## start DATASET EXTRACT

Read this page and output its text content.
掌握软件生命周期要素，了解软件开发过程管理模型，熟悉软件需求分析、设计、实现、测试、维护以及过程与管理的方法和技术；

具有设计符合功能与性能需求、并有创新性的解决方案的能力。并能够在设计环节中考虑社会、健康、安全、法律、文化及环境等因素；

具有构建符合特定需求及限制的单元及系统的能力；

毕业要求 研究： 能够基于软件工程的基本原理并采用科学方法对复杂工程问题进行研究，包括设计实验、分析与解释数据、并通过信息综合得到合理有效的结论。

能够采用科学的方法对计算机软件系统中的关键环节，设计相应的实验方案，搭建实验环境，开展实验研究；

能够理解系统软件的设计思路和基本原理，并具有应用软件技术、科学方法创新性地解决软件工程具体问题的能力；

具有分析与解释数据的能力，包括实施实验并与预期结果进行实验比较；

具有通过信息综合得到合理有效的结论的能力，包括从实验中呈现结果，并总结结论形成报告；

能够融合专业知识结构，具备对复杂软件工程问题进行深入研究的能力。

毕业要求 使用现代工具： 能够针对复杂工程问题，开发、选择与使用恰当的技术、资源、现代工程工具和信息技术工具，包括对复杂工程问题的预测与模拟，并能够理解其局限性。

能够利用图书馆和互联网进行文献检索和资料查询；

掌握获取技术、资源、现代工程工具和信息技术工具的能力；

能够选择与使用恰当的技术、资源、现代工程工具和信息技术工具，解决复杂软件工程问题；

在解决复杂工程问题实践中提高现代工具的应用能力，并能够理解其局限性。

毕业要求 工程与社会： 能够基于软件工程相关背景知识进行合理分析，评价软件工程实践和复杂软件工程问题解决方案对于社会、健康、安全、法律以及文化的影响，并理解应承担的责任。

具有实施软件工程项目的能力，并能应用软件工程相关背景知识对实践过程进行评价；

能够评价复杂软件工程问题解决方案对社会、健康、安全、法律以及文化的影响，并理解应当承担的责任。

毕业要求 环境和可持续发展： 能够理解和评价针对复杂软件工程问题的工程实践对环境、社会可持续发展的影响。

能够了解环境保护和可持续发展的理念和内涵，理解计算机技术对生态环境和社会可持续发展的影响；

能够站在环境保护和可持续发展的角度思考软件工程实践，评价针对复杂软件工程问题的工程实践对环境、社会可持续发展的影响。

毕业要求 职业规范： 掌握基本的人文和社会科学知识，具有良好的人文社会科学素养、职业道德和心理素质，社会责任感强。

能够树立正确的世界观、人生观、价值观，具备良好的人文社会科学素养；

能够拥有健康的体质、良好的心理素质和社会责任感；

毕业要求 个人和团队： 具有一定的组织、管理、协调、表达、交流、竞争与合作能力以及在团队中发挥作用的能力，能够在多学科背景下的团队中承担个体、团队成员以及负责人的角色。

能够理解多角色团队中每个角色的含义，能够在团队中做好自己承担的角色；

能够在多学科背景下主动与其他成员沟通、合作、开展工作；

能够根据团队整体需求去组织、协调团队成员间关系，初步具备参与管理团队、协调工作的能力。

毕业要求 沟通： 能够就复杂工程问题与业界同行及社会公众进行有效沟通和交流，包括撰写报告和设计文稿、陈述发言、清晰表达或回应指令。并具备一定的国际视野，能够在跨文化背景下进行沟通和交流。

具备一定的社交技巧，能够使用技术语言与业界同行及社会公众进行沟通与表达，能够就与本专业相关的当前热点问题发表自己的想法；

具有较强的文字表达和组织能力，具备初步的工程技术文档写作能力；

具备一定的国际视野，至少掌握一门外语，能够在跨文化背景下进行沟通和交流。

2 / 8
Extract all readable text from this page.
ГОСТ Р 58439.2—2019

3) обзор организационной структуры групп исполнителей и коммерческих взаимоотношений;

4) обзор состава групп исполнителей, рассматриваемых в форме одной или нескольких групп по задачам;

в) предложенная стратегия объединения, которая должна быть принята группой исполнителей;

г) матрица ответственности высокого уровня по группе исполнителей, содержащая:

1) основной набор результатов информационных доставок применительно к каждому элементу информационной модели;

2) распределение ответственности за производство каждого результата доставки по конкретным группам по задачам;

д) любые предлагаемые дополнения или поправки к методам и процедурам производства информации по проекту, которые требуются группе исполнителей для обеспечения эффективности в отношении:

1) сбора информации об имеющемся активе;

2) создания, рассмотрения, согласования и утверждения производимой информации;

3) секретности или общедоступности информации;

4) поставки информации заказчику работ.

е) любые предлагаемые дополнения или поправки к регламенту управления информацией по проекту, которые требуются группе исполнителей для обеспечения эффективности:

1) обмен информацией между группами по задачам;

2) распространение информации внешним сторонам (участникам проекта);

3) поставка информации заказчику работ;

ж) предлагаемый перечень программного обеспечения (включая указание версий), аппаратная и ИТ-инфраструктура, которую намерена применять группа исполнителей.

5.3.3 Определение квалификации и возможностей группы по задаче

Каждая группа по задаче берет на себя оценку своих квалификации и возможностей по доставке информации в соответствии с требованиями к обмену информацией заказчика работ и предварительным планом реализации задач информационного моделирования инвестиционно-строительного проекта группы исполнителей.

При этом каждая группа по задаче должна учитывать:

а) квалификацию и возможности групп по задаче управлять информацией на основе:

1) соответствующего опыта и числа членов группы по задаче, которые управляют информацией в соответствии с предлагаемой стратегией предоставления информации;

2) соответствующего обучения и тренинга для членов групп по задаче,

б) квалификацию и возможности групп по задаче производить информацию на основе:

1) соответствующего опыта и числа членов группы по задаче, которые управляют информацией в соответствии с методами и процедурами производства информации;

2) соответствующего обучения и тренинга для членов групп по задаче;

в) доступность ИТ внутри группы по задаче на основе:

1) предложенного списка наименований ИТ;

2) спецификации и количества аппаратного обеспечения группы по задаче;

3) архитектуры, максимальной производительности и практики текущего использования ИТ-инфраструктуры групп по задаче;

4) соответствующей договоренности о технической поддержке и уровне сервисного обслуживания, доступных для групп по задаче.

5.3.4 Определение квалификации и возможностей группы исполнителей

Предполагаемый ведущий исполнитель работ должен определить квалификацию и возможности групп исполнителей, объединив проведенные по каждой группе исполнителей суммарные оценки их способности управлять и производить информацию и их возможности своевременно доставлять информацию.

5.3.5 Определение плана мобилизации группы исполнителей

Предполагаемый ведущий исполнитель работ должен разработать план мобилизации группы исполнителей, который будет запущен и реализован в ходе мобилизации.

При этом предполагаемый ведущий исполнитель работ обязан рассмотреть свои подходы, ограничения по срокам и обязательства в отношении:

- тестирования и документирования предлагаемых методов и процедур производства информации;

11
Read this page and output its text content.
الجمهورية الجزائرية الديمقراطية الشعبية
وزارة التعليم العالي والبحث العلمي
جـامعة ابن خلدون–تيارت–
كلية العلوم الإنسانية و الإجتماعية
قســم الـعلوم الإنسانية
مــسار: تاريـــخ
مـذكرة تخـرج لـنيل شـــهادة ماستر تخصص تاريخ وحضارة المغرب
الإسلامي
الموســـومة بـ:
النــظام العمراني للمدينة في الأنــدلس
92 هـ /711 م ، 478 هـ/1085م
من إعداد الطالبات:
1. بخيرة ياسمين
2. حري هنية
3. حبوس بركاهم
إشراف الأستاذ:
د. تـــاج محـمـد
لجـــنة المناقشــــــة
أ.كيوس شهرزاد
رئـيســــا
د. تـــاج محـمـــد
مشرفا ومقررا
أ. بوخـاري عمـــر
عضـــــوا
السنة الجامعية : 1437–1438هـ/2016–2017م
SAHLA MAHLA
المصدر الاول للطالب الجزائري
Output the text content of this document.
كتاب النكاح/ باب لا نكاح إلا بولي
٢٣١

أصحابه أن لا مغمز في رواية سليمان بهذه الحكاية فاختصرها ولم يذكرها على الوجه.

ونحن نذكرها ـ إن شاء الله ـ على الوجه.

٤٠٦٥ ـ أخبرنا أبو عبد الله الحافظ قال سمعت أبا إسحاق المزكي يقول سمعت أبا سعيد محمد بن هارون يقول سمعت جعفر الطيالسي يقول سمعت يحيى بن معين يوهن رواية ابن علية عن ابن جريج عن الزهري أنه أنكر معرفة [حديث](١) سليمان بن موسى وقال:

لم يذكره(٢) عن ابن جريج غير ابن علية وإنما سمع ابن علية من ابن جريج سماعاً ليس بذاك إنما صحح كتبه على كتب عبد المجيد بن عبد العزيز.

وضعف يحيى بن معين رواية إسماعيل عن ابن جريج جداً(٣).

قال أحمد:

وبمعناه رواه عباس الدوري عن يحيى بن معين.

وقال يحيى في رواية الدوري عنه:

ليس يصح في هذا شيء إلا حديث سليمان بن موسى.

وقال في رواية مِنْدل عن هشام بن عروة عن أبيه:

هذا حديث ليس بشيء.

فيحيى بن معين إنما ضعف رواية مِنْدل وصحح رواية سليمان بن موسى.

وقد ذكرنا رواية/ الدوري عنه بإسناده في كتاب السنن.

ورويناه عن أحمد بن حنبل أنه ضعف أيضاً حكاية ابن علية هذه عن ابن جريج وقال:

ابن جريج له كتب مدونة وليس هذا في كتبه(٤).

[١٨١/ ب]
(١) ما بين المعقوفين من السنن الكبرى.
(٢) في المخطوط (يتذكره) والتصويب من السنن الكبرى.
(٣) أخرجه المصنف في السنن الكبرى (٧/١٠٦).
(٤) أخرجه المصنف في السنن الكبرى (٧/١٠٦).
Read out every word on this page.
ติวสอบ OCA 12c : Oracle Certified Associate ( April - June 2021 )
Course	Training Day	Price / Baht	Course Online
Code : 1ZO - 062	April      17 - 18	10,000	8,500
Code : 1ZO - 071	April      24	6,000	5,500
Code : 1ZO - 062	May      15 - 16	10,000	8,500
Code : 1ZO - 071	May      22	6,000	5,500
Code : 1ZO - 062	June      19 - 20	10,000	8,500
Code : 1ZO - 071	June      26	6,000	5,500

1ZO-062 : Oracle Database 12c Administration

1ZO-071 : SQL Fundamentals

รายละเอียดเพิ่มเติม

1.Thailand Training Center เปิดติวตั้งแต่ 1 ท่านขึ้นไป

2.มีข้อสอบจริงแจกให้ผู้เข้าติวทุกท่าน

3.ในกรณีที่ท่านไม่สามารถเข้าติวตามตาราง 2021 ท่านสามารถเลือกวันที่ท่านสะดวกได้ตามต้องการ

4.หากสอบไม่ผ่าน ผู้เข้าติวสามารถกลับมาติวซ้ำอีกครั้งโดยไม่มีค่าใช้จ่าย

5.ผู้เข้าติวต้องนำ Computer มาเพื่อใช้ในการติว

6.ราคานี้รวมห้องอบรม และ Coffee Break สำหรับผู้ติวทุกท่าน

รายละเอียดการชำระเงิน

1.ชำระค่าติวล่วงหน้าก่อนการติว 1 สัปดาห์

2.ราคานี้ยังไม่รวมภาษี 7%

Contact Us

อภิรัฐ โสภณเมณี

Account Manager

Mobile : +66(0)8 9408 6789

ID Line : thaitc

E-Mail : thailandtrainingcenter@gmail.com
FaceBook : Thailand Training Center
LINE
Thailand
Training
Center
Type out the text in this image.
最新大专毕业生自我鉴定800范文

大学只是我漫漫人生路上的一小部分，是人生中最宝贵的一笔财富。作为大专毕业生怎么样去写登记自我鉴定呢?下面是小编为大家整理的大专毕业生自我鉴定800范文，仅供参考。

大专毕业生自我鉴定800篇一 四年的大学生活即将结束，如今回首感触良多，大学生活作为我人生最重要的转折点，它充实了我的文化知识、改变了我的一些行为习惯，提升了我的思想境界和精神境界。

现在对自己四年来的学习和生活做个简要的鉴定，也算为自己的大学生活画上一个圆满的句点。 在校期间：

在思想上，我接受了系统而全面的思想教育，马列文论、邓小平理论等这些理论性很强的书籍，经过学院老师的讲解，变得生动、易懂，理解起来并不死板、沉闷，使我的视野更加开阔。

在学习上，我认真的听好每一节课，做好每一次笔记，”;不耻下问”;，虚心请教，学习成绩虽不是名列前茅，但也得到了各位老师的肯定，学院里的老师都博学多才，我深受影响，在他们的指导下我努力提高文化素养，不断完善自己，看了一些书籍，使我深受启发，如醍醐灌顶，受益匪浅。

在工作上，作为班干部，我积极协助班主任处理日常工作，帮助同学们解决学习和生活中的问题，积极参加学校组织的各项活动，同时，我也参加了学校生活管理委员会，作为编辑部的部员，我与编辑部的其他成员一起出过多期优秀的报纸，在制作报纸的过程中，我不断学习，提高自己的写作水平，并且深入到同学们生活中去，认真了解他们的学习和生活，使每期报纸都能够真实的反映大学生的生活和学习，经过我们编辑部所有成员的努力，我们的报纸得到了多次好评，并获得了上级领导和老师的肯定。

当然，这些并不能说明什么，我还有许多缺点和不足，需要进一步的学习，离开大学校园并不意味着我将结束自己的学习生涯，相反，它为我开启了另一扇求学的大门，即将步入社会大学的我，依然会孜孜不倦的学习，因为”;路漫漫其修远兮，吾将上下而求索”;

## end DATASET EXTRACT

**REQUIREMENTS**.
For the listing above, identify each line bearing "السنن".

**COMPLETED TASK**.
وقد ذكرنا رواية/ الدوري عنه بإسناده في كتاب السنن.
(١) ما بين المعقوفين من السنن الكبرى.
(٢) في المخطوط (يتذكره) والتصويب من السنن الكبرى.
(٣) أخرجه المصنف في السنن الكبرى (٧/١٠٦).
(٤) أخرجه المصنف في السنن الكبرى (٧/١٠٦).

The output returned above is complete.